MATERIAL PROVIDED>
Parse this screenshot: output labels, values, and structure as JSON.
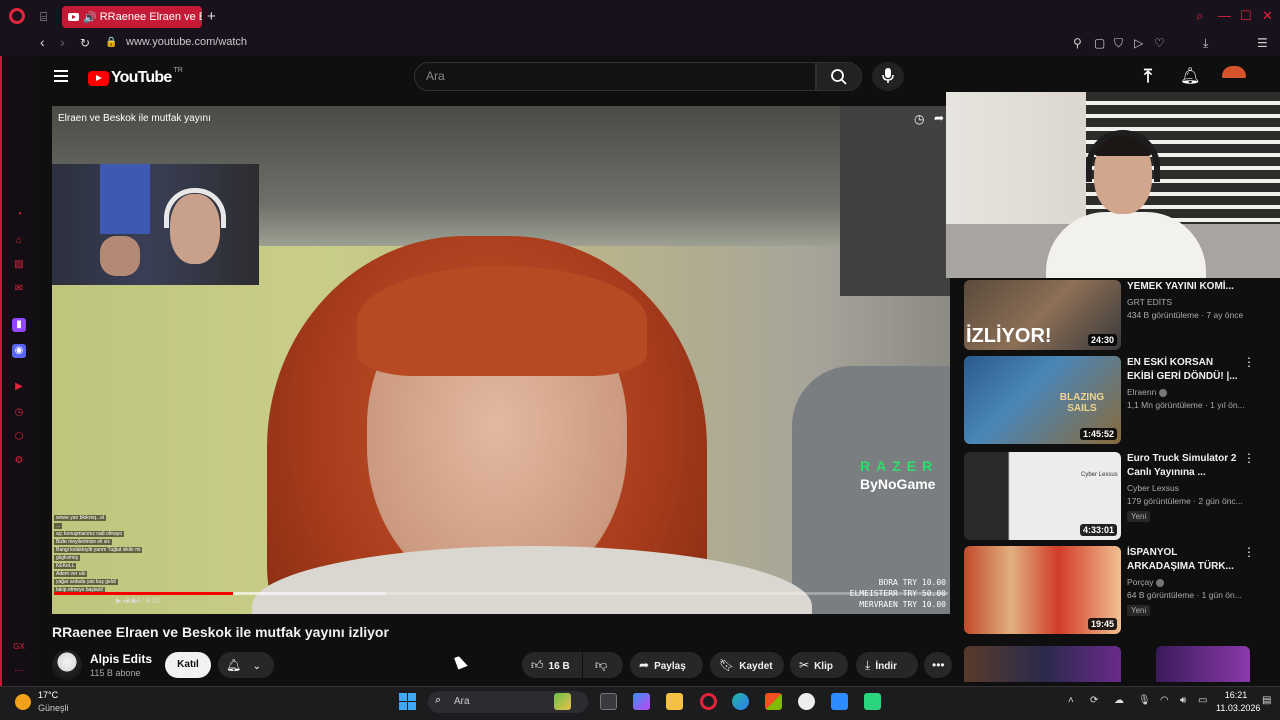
{
  "browser": {
    "tab_title": "RRaenee Elraen ve Bes",
    "new_tab": "+",
    "url": "www.youtube.com/watch",
    "profile_initial": "E",
    "ai_label": "AI",
    "accent": "#c41a35"
  },
  "youtube": {
    "logo_text": "YouTube",
    "country": "TR",
    "search_placeholder": "Ara"
  },
  "video": {
    "overlay_title": "Elraen ve Beskok ile mutfak yayını",
    "title": "RRaenee Elraen ve Beskok ile mutfak yayını izliyor",
    "time": "1:24 / 8:10",
    "progress_played": 0.2,
    "progress_buffered": 0.37,
    "razer": "RAZER",
    "bynogame": "ByNoGame",
    "donations": [
      "BORA  TRY 10.00",
      "ELMEISTERR  TRY 50.00",
      "MERVRAEN  TRY 10.00"
    ],
    "chat": [
      "wowe yan blokreq...el",
      "...",
      "açı konuşmacınız radi olmayo",
      "Bizle meyilerimize eli siz",
      "Bangi kolaktoyib yarım Tuğlat sikile mi",
      "gkgkvimiş",
      "KEKeLL",
      "Adem ver ulo",
      "yağar ardada yas kuş geldi",
      "takip etmeye başladı!"
    ]
  },
  "channel": {
    "name": "Alpis Edits",
    "subs": "115 B abone",
    "join": "Katıl"
  },
  "actions": {
    "likes": "16 B",
    "share": "Paylaş",
    "save": "Kaydet",
    "clip": "Klip",
    "download": "İndir"
  },
  "recommendations": [
    {
      "title": "YEMEK YAYINI KOMİ...",
      "channel": "GRT EDİTS",
      "stats": "434 B görüntüleme · 7 ay önce",
      "duration": "24:30",
      "badge": "",
      "thumb_text": "İZLİYOR!"
    },
    {
      "title": "EN ESKİ KORSAN EKİBİ GERİ DÖNDÜ! |...",
      "channel": "Elraenn",
      "stats": "1,1 Mn görüntüleme · 1 yıl ön...",
      "duration": "1:45:52",
      "badge": "",
      "thumb_text": "BLAZING SAILS"
    },
    {
      "title": "Euro Truck Simulator 2 Canlı Yayınına ...",
      "channel": "Cyber Lexsus",
      "stats": "179 görüntüleme · 2 gün önc...",
      "duration": "4:33:01",
      "badge": "Yeni",
      "thumb_text": "Cyber Lexsus"
    },
    {
      "title": "İSPANYOL ARKADAŞIMA TÜRK...",
      "channel": "Porçay",
      "stats": "64 B görüntüleme · 1 gün ön...",
      "duration": "19:45",
      "badge": "Yeni",
      "thumb_text": ""
    }
  ],
  "taskbar": {
    "temp": "17°C",
    "weather": "Güneşli",
    "search": "Ara",
    "time": "16:21",
    "date": "11.03.2026"
  }
}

TO BE DONE> Copy every line that contains the string "stats".

REPLY TO THE EXERCISE>
      "stats": "434 B görüntüleme · 7 ay önce",
      "stats": "1,1 Mn görüntüleme · 1 yıl ön...",
      "stats": "179 görüntüleme · 2 gün önc...",
      "stats": "64 B görüntüleme · 1 gün ön...",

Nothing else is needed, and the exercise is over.